Collected data entries
-.-.-
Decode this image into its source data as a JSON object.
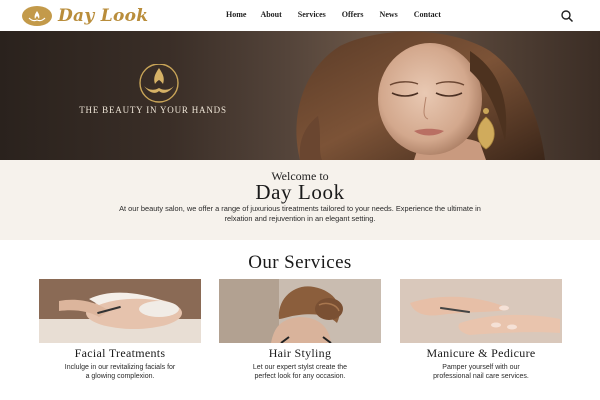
{
  "header": {
    "logo_text": "Day Look",
    "nav": [
      "Home",
      "About",
      "Services",
      "Offers",
      "News",
      "Contact"
    ]
  },
  "hero": {
    "tagline": "THE BEAUTY IN YOUR HANDS"
  },
  "welcome": {
    "small": "Welcome to",
    "big": "Day Look",
    "text": "At our beauty salon, we offer a range of juxurious tireatments tailored to your needs. Experience the ultimate in relxation and rejuvention in an elegant setting."
  },
  "services": {
    "title": "Our Services",
    "items": [
      {
        "title": "Facial Treatments",
        "text": "Inclulge in our revitalizing facials for a glowing complexion."
      },
      {
        "title": "Hair Styling",
        "text": "Let our expert stylst create the perfect look for any occasion."
      },
      {
        "title": "Manicure & Pedicure",
        "text": "Pamper yourself with our professional nail care services."
      }
    ]
  },
  "colors": {
    "brand_gold": "#b98d3b",
    "hero_dark": "#2a221d",
    "welcome_bg": "#f6f2ec"
  }
}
-.-.-
Written request ▸ Track down every line holding the string "title" and copy it.

The completed task ▸
    "title": "Our Services",
        "title": "Facial Treatments",
        "title": "Hair Styling",
        "title": "Manicure & Pedicure",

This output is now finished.